Entries from a dataset:
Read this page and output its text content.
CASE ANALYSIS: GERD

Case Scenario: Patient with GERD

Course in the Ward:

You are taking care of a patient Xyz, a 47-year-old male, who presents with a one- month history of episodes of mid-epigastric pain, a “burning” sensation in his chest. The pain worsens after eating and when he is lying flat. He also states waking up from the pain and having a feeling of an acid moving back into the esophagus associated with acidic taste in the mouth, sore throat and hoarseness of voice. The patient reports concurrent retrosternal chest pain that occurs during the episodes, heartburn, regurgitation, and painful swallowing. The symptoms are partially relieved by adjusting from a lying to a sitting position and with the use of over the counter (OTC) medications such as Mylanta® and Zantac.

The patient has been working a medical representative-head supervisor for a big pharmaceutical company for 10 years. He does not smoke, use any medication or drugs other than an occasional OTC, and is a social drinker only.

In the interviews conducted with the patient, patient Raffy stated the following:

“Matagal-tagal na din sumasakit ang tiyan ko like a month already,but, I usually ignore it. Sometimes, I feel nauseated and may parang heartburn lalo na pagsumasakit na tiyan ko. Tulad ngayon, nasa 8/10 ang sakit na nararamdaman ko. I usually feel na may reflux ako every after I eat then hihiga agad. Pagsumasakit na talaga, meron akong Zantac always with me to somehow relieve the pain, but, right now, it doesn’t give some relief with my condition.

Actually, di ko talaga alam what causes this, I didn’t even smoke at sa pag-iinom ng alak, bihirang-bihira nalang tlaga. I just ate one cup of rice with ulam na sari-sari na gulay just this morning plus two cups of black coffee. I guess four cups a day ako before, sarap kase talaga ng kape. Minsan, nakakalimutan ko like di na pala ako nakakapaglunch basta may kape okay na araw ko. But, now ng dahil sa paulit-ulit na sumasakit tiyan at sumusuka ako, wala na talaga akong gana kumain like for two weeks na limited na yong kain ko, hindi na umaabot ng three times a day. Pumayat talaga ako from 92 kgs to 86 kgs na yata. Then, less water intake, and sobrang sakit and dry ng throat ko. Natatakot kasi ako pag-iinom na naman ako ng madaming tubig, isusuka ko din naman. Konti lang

Task details:
Filter out all lines lacking the word "GERD" and copy the rest.

The reply:
CASE ANALYSIS: GERD
Case Scenario: Patient with GERD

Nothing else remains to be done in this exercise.